--- Written task ---
Look over the lines below. Report each one that includes the string "Глава".

--- Records to process ---

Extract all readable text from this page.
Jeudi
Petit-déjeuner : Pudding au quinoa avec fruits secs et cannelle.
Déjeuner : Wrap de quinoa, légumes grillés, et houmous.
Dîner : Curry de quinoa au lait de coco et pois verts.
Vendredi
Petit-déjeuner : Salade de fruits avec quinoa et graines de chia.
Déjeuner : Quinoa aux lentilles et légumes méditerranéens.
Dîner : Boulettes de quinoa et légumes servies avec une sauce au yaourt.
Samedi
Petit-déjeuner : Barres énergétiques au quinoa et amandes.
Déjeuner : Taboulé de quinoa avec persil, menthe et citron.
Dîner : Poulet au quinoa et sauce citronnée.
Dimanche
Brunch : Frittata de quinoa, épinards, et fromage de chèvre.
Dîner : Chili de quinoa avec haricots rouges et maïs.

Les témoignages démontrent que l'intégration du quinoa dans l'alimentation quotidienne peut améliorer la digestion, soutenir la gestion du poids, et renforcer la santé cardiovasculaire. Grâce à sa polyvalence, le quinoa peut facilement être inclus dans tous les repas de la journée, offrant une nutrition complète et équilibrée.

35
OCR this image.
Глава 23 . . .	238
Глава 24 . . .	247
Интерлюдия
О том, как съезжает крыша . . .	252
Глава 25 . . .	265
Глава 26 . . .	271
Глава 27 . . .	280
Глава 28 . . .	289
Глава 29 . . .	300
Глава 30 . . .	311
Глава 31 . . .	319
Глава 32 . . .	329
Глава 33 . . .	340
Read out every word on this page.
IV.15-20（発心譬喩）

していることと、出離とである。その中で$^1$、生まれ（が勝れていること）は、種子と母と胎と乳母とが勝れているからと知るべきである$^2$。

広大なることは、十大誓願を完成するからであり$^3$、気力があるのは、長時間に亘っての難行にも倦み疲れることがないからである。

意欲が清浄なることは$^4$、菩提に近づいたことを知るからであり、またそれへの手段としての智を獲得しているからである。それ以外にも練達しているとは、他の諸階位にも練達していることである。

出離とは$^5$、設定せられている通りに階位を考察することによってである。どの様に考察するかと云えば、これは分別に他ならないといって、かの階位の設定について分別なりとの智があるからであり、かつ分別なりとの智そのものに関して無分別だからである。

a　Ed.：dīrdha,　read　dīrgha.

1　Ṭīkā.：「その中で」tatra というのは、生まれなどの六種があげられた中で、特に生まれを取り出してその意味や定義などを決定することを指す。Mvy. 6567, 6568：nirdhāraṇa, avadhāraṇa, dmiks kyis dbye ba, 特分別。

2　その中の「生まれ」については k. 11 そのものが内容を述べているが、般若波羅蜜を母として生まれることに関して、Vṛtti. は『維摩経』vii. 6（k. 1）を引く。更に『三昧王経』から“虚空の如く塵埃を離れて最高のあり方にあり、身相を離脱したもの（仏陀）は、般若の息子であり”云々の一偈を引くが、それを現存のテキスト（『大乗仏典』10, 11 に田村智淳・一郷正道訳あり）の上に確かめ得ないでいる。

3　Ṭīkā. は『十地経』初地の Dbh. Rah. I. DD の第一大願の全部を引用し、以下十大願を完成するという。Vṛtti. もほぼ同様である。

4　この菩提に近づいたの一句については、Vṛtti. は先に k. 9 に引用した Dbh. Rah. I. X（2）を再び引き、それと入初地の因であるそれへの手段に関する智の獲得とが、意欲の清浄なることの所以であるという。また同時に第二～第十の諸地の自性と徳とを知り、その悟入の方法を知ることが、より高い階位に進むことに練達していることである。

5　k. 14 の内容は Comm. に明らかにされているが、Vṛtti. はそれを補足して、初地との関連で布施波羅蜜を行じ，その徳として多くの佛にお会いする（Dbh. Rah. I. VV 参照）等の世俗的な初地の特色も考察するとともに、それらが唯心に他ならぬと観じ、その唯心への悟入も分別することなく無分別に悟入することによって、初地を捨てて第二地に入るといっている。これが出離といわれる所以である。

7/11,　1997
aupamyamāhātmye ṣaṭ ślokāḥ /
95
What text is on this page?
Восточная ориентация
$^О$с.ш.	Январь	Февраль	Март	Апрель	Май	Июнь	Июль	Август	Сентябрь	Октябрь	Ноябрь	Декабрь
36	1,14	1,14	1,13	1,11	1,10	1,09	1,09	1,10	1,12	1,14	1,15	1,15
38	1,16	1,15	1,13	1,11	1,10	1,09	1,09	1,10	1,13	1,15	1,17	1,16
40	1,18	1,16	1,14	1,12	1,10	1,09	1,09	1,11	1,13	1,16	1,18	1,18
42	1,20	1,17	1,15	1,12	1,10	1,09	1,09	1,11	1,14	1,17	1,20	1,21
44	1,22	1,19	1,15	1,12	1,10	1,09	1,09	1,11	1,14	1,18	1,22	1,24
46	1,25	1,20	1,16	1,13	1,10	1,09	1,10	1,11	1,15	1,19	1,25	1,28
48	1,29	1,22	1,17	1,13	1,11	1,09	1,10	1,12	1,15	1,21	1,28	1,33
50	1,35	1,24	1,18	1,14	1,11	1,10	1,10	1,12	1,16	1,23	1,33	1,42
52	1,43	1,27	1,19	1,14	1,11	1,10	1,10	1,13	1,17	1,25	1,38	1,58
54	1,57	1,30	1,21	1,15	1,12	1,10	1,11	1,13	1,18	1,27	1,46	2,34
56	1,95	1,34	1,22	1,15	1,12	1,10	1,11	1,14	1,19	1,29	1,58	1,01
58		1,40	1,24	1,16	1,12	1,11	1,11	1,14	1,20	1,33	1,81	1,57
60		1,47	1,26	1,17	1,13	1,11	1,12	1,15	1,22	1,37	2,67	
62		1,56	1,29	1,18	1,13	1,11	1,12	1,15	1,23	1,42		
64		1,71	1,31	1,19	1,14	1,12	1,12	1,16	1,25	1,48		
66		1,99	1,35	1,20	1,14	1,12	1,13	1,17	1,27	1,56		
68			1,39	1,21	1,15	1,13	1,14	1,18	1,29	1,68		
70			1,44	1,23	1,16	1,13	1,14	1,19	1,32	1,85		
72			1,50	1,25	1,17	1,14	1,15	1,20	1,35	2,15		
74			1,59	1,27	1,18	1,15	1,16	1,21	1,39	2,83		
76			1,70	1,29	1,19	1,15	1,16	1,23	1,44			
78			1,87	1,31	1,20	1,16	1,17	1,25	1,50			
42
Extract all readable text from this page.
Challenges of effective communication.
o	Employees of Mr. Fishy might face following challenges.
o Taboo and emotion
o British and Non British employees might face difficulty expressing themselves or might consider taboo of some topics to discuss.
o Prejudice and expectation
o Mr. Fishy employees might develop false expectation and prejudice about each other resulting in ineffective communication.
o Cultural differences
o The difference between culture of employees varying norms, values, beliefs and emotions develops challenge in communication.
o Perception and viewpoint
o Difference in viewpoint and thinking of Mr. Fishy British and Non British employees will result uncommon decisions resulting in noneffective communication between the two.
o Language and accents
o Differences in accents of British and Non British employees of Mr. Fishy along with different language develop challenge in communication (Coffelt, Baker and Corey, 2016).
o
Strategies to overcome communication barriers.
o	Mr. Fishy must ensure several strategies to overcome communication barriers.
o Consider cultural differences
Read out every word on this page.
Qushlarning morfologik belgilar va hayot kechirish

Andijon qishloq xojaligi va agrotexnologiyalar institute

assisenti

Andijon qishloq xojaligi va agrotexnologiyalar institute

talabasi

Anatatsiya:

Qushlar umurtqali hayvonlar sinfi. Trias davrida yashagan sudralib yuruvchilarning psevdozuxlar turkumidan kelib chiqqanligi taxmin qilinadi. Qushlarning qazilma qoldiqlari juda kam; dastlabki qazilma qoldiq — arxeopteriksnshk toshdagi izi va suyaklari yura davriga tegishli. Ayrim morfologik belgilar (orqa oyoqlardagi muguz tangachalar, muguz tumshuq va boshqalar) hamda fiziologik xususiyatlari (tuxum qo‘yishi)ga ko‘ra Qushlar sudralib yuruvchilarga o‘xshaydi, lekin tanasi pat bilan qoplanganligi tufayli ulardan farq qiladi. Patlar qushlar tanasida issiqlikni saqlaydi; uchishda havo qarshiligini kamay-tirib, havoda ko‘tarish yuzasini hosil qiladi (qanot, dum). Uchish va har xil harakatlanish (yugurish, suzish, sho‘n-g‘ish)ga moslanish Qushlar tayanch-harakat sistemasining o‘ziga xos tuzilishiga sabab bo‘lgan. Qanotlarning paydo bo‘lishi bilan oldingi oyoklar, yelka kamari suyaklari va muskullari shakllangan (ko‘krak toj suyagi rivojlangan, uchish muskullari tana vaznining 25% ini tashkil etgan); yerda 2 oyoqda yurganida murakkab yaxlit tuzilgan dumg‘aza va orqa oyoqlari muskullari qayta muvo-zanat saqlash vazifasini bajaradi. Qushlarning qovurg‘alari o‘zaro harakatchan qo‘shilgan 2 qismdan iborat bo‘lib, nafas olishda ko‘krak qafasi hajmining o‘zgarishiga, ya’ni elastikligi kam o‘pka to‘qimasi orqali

--- Response to this exercise ---
Глава 23 . . .	238
Глава 24 . . .	247
Глава 25 . . .	265
Глава 26 . . .	271
Глава 27 . . .	280
Глава 28 . . .	289
Глава 29 . . .	300
Глава 30 . . .	311
Глава 31 . . .	319
Глава 32 . . .	329
Глава 33 . . .	340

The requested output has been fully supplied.